Problem:
In your copy, repeat the records exactly and leave out the pictures.

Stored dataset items
⟨

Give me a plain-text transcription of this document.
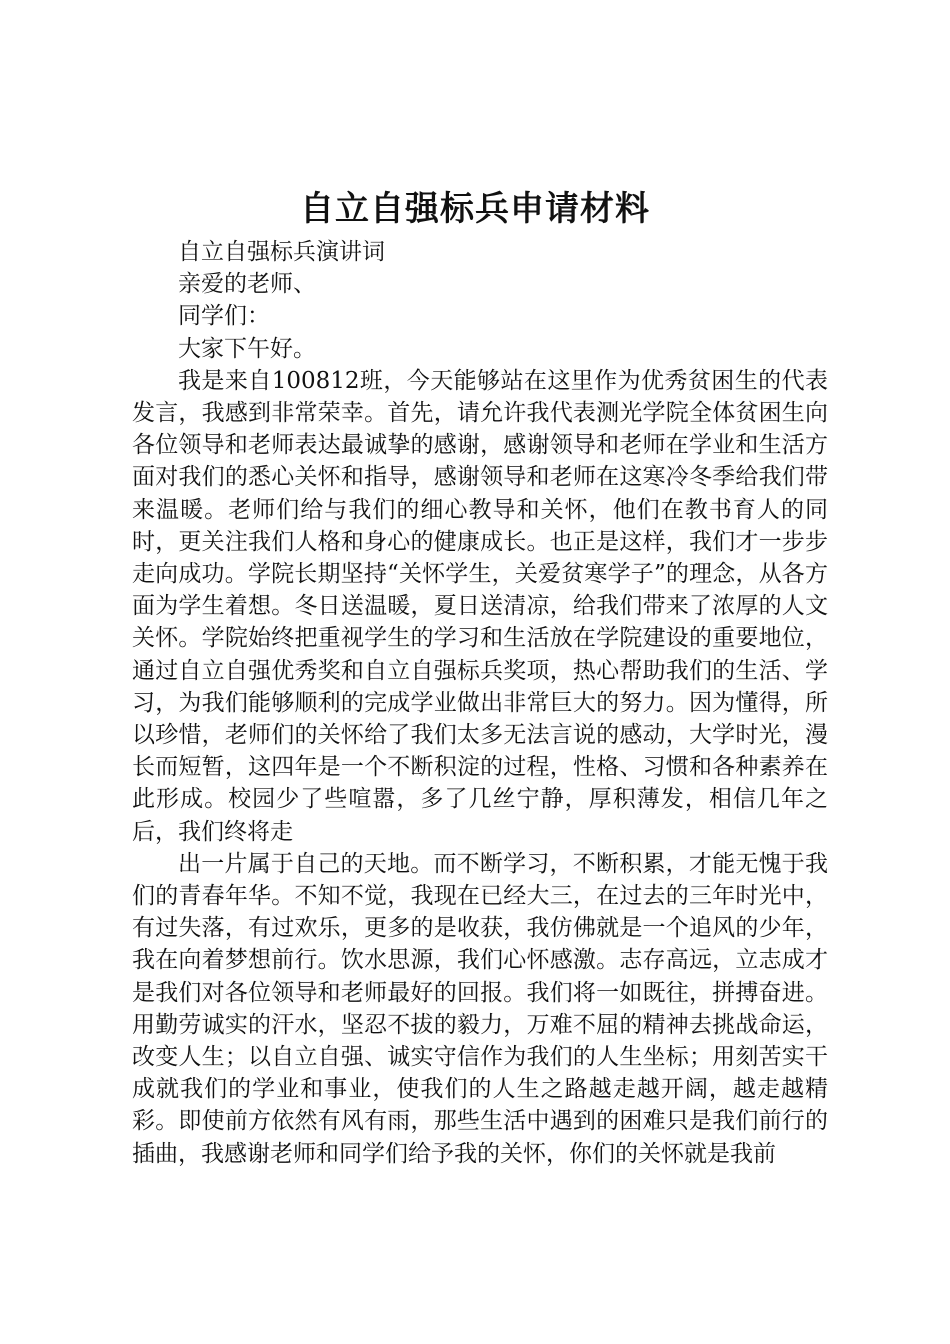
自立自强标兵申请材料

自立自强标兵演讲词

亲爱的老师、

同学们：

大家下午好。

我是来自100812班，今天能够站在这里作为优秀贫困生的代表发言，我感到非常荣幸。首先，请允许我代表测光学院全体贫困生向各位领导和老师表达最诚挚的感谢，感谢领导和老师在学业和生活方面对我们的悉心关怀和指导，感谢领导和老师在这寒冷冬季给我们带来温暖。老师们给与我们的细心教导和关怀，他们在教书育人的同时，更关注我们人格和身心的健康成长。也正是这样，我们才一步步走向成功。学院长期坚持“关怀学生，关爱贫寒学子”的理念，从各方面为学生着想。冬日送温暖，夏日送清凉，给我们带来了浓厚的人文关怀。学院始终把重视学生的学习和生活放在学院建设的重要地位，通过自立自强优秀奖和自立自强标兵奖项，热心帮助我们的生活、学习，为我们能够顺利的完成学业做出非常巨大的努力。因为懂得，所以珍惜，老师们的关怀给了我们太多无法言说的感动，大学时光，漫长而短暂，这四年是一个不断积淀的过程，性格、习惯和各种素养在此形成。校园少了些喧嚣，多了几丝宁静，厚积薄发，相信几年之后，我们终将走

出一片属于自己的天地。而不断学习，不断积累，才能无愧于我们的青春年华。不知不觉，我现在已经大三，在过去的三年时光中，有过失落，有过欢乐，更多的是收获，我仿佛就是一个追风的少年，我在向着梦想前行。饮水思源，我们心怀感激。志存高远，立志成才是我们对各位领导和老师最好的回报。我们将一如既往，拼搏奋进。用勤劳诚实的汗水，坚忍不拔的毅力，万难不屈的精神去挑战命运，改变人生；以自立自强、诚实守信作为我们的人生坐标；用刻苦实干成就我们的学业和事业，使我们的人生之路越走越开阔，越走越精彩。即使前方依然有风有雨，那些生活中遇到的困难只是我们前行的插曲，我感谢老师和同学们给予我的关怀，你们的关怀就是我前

⟩

Final result:
Give me a plain-text transcription of this document.
自立自强标兵申请材料

自立自强标兵演讲词

亲爱的老师、

同学们：

大家下午好。

我是来自100812班，今天能够站在这里作为优秀贫困生的代表发言，我感到非常荣幸。首先，请允许我代表测光学院全体贫困生向各位领导和老师表达最诚挚的感谢，感谢领导和老师在学业和生活方面对我们的悉心关怀和指导，感谢领导和老师在这寒冷冬季给我们带来温暖。老师们给与我们的细心教导和关怀，他们在教书育人的同时，更关注我们人格和身心的健康成长。也正是这样，我们才一步步走向成功。学院长期坚持“关怀学生，关爱贫寒学子”的理念，从各方面为学生着想。冬日送温暖，夏日送清凉，给我们带来了浓厚的人文关怀。学院始终把重视学生的学习和生活放在学院建设的重要地位，通过自立自强优秀奖和自立自强标兵奖项，热心帮助我们的生活、学习，为我们能够顺利的完成学业做出非常巨大的努力。因为懂得，所以珍惜，老师们的关怀给了我们太多无法言说的感动，大学时光，漫长而短暂，这四年是一个不断积淀的过程，性格、习惯和各种素养在此形成。校园少了些喧嚣，多了几丝宁静，厚积薄发，相信几年之后，我们终将走

出一片属于自己的天地。而不断学习，不断积累，才能无愧于我们的青春年华。不知不觉，我现在已经大三，在过去的三年时光中，有过失落，有过欢乐，更多的是收获，我仿佛就是一个追风的少年，我在向着梦想前行。饮水思源，我们心怀感激。志存高远，立志成才是我们对各位领导和老师最好的回报。我们将一如既往，拼搏奋进。用勤劳诚实的汗水，坚忍不拔的毅力，万难不屈的精神去挑战命运，改变人生；以自立自强、诚实守信作为我们的人生坐标；用刻苦实干成就我们的学业和事业，使我们的人生之路越走越开阔，越走越精彩。即使前方依然有风有雨，那些生活中遇到的困难只是我们前行的插曲，我感谢老师和同学们给予我的关怀，你们的关怀就是我前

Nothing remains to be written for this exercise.